**Instructions to follow:** Find and copy each line of the records where the string "nuit" shows up.

**Supplied records:**

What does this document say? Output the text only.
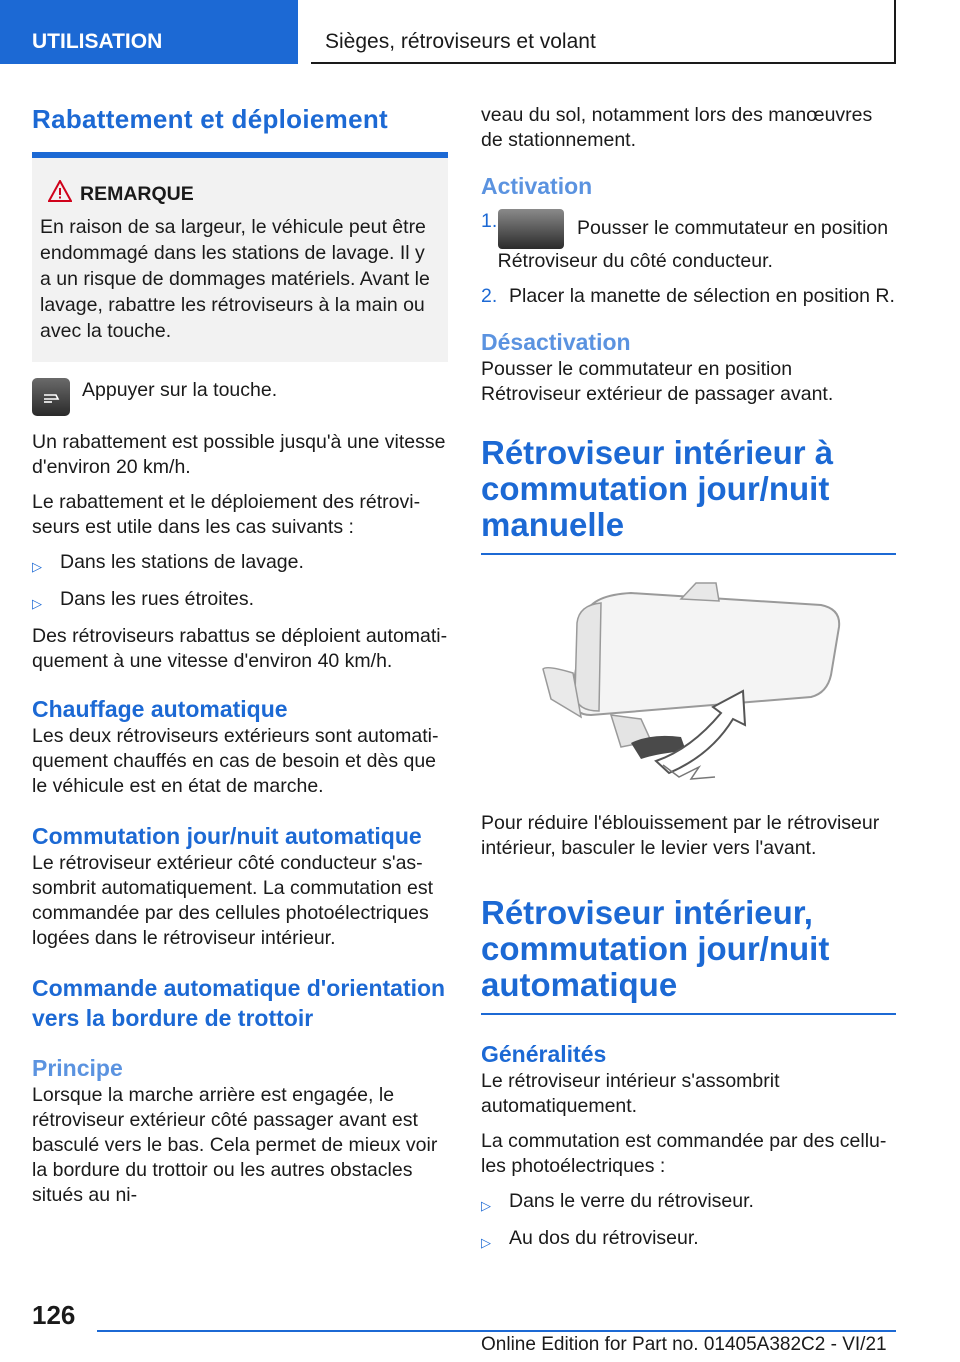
UTILISATION	Sièges, rétroviseurs et volant
Rabattement et déploiement
REMARQUE
En raison de sa largeur, le véhicule peut être endommagé dans les stations de lavage. Il y a un risque de dommages matériels. Avant le lavage, rabattre les rétroviseurs à la main ou avec la touche.
Appuyer sur la touche.
Un rabattement est possible jusqu'à une vitesse d'environ 20 km/h.
Le rabattement et le déploiement des rétroviseurs est utile dans les cas suivants :
▷ Dans les stations de lavage.
▷ Dans les rues étroites.
Des rétroviseurs rabattus se déploient automatiquement à une vitesse d'environ 40 km/h.
Chauffage automatique
Les deux rétroviseurs extérieurs sont automatiquement chauffés en cas de besoin et dès que le véhicule est en état de marche.
Commutation jour/nuit automatique
Le rétroviseur extérieur côté conducteur s'assombrit automatiquement. La commutation est commandée par des cellules photoélectriques logées dans le rétroviseur intérieur.
Commande automatique d'orientation vers la bordure de trottoir
Principe
Lorsque la marche arrière est engagée, le rétroviseur extérieur côté passager avant est basculé vers le bas. Cela permet de mieux voir la bordure du trottoir ou les autres obstacles situés au ni-
veau du sol, notamment lors des manœuvres de stationnement.
Activation
1.	Pousser le commutateur en position Rétroviseur du côté conducteur.
2. Placer la manette de sélection en position R.
Désactivation
Pousser le commutateur en position Rétroviseur extérieur de passager avant.
Rétroviseur intérieur à commutation jour/nuit manuelle
Pour réduire l'éblouissement par le rétroviseur intérieur, basculer le levier vers l'avant.
Rétroviseur intérieur, commutation jour/nuit automatique
Généralités
Le rétroviseur intérieur s'assombrit automatiquement.
La commutation est commandée par des cellules photoélectriques :
▷ Dans le verre du rétroviseur.
▷ Au dos du rétroviseur.
126
Online Edition for Part no. 01405A382C2 - VI/21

**Complete answer:**
Commutation jour/nuit automatique
Rétroviseur intérieur à commutation jour/nuit manuelle
Rétroviseur intérieur, commutation jour/nuit automatique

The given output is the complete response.